(WORK INSTRUCTIONS) Pull every line holding the string "least" from the records below.

══════════════════════════════

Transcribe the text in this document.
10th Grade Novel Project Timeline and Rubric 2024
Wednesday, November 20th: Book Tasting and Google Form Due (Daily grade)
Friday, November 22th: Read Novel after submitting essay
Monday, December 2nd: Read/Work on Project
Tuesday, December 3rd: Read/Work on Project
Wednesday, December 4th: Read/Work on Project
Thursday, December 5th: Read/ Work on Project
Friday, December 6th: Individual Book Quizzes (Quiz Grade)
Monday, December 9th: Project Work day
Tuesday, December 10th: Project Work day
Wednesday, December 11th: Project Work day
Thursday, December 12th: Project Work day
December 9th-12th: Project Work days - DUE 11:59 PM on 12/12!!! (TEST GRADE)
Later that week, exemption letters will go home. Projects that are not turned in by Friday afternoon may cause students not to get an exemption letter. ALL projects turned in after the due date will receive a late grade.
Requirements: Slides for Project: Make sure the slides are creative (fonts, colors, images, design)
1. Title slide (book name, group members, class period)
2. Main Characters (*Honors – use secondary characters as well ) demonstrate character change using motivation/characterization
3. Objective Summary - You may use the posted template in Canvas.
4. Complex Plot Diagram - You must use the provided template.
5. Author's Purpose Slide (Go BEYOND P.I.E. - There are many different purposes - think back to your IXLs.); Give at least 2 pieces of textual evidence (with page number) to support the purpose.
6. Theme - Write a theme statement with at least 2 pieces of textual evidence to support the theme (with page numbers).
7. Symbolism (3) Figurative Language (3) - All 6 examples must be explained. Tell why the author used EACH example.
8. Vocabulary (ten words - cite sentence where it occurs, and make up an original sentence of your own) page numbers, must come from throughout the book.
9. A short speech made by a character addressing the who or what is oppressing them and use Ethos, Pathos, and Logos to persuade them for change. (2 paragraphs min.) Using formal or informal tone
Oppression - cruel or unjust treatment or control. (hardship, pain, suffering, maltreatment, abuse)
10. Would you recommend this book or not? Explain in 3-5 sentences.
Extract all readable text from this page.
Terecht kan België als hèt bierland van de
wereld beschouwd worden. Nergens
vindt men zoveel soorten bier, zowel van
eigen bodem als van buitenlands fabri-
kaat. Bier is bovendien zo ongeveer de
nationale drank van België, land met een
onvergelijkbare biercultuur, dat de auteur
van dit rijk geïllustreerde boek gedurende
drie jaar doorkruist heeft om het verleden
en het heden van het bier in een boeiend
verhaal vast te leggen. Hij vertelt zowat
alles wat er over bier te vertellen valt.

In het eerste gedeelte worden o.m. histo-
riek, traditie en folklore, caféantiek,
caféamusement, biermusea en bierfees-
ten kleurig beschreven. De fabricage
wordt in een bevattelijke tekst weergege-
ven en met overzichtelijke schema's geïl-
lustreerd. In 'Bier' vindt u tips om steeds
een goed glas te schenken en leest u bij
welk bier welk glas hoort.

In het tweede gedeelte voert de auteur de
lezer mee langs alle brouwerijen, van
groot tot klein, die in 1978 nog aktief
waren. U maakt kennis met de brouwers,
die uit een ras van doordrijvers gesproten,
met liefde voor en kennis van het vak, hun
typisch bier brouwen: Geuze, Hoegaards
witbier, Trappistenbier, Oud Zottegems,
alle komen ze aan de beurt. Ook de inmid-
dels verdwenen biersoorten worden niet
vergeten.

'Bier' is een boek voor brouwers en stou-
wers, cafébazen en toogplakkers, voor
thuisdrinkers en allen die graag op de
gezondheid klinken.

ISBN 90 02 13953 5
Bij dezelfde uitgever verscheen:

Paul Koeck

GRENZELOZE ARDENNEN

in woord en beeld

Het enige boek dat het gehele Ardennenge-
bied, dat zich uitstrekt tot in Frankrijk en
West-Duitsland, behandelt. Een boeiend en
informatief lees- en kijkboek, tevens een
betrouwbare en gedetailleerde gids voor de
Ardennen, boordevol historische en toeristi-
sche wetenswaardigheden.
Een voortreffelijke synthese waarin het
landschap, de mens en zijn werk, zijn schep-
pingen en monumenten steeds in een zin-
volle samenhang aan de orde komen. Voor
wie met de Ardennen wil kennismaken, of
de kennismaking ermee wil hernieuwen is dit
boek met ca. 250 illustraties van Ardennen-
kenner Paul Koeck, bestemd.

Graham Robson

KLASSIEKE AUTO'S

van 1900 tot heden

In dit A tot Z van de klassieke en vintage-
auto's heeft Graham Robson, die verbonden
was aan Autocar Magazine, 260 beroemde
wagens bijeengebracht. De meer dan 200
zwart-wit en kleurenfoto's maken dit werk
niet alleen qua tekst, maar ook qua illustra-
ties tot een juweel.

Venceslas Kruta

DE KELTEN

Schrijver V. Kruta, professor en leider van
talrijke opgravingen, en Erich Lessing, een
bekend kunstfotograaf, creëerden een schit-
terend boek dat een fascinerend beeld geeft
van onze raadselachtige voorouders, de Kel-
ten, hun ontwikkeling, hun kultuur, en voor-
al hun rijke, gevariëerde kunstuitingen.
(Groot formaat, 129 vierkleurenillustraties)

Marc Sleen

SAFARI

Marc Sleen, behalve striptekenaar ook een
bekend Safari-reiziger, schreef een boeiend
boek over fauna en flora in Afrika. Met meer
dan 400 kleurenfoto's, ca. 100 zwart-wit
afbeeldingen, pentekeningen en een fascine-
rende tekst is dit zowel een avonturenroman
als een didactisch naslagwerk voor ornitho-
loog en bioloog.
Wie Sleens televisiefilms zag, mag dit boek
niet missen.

══════════════════════════════

(PROBLEM SOLUTION)
5. Author's Purpose Slide (Go BEYOND P.I.E. - There are many different purposes - think back to your IXLs.); Give at least 2 pieces of textual evidence (with page number) to support the purpose.
6. Theme - Write a theme statement with at least 2 pieces of textual evidence to support the theme (with page numbers).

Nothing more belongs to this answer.